• **WHAT THE TASK ASKS**
Check every line of the material below for the string "Parameters", and return the ones that have it.

# # # #

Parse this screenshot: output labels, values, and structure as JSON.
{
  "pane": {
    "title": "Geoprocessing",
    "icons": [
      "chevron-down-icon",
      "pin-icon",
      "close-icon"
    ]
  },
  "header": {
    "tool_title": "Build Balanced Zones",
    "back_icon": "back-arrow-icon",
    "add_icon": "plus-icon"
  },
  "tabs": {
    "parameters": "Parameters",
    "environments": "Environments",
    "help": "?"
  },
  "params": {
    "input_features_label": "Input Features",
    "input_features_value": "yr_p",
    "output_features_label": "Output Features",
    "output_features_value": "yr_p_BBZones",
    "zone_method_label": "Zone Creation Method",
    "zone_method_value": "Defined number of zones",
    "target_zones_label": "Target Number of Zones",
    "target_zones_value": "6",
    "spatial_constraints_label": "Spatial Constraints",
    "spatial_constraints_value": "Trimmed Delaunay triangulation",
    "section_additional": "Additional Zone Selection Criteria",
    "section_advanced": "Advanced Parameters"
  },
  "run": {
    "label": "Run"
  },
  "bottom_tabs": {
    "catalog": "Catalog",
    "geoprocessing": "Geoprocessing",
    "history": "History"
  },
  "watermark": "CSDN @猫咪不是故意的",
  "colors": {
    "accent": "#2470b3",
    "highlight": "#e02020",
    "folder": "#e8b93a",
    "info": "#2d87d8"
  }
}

# # # #

• **REPLY TO THE TASK**
    "parameters": "Parameters",
    "section_advanced": "Advanced Parameters"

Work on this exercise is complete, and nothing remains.